• _What is asked_
Reproduce the records. Keep every word exact and include no images.

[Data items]
>>>
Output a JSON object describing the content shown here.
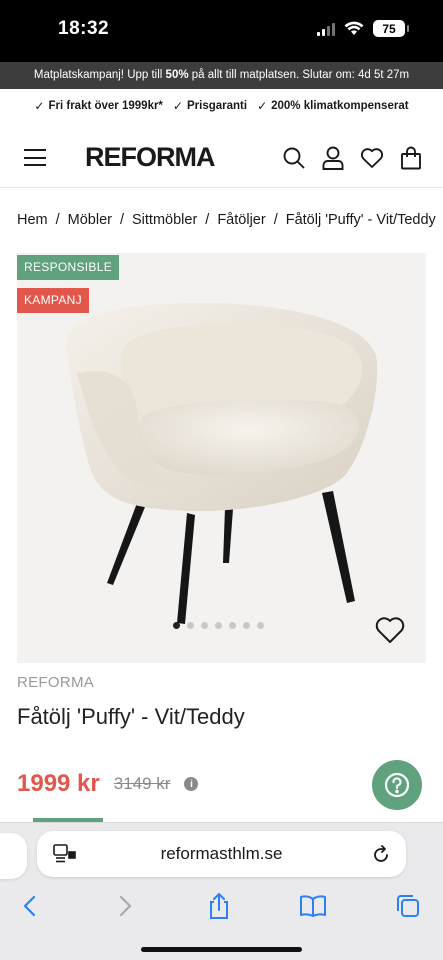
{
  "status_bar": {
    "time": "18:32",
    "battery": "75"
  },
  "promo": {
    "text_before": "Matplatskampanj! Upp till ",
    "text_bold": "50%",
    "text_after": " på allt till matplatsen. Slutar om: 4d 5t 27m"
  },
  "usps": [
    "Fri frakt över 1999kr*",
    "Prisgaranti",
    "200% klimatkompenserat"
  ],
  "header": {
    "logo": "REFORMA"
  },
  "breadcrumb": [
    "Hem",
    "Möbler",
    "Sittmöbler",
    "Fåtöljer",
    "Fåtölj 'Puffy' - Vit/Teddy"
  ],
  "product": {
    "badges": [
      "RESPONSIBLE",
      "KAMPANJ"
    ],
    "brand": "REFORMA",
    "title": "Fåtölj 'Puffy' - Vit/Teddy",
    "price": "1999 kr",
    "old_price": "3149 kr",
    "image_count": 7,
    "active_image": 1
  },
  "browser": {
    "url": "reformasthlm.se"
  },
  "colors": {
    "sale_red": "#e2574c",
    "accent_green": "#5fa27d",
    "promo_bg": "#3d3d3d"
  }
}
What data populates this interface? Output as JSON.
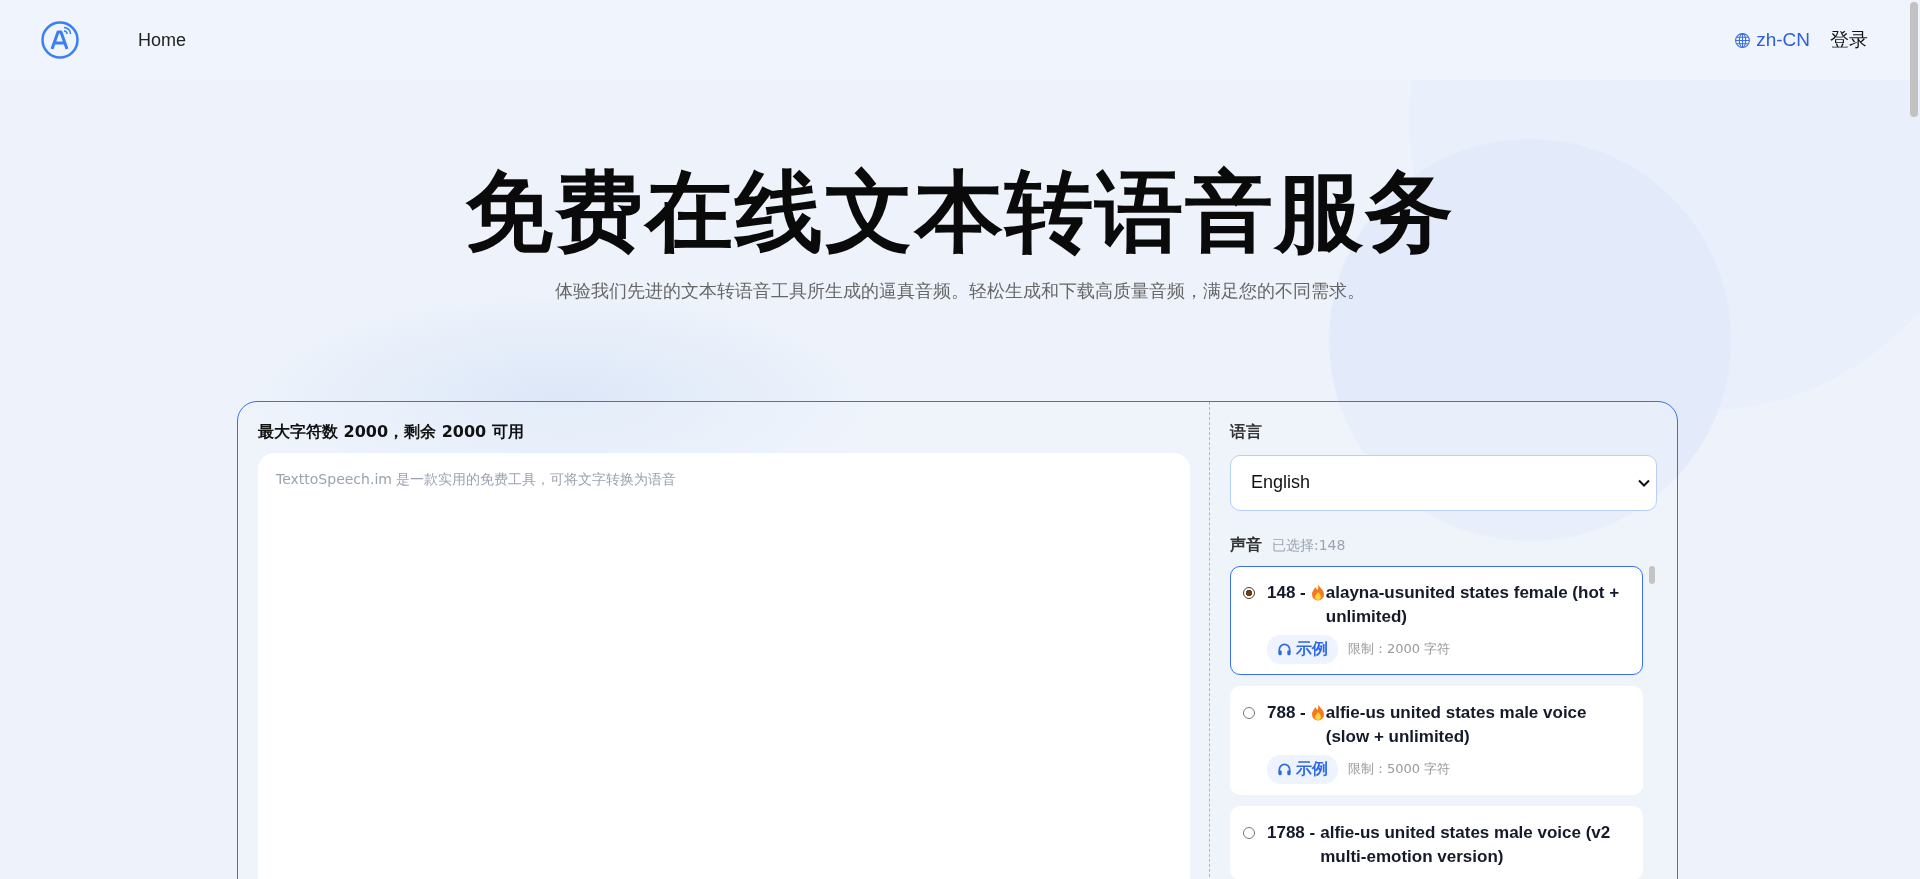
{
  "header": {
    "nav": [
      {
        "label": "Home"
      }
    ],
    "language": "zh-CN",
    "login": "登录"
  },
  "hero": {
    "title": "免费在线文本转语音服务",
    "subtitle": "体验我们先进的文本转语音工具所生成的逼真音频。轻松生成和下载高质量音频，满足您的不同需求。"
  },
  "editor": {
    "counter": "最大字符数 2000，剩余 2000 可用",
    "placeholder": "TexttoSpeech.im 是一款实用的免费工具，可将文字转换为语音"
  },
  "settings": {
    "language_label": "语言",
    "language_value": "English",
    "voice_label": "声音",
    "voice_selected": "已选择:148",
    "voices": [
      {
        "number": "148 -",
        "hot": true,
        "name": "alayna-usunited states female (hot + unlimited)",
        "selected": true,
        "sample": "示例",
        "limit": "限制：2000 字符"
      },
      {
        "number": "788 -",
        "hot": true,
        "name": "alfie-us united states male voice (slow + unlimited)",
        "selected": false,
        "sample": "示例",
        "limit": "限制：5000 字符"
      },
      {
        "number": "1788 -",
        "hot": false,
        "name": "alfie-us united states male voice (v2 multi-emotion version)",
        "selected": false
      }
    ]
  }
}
<<<
• _Complete response_
Output a JSON object describing the content shown here.
{
  "status_bar": {
    "time": "18:32",
    "battery": "75"
  },
  "promo": {
    "text_before": "Matplatskampanj! Upp till ",
    "text_bold": "50%",
    "text_after": " på allt till matplatsen. Slutar om: 4d 5t 27m"
  },
  "usps": [
    "Fri frakt över 1999kr*",
    "Prisgaranti",
    "200% klimatkompenserat"
  ],
  "header": {
    "logo": "REFORMA"
  },
  "breadcrumb": [
    "Hem",
    "Möbler",
    "Sittmöbler",
    "Fåtöljer",
    "Fåtölj 'Puffy' - Vit/Teddy"
  ],
  "product": {
    "badges": [
      "RESPONSIBLE",
      "KAMPANJ"
    ],
    "brand": "REFORMA",
    "title": "Fåtölj 'Puffy' - Vit/Teddy",
    "price": "1999 kr",
    "old_price": "3149 kr",
    "image_count": 7,
    "active_image": 1
  },
  "browser": {
    "url": "reformasthlm.se"
  },
  "colors": {
    "sale_red": "#e2574c",
    "accent_green": "#5fa27d",
    "promo_bg": "#3d3d3d"
  }
}
What data populates this interface? Output as JSON.
{
  "header": {
    "nav": [
      {
        "label": "Home"
      }
    ],
    "language": "zh-CN",
    "login": "登录"
  },
  "hero": {
    "title": "免费在线文本转语音服务",
    "subtitle": "体验我们先进的文本转语音工具所生成的逼真音频。轻松生成和下载高质量音频，满足您的不同需求。"
  },
  "editor": {
    "counter": "最大字符数 2000，剩余 2000 可用",
    "placeholder": "TexttoSpeech.im 是一款实用的免费工具，可将文字转换为语音"
  },
  "settings": {
    "language_label": "语言",
    "language_value": "English",
    "voice_label": "声音",
    "voice_selected": "已选择:148",
    "voices": [
      {
        "number": "148 -",
        "hot": true,
        "name": "alayna-usunited states female (hot + unlimited)",
        "selected": true,
        "sample": "示例",
        "limit": "限制：2000 字符"
      },
      {
        "number": "788 -",
        "hot": true,
        "name": "alfie-us united states male voice (slow + unlimited)",
        "selected": false,
        "sample": "示例",
        "limit": "限制：5000 字符"
      },
      {
        "number": "1788 -",
        "hot": false,
        "name": "alfie-us united states male voice (v2 multi-emotion version)",
        "selected": false
      }
    ]
  }
}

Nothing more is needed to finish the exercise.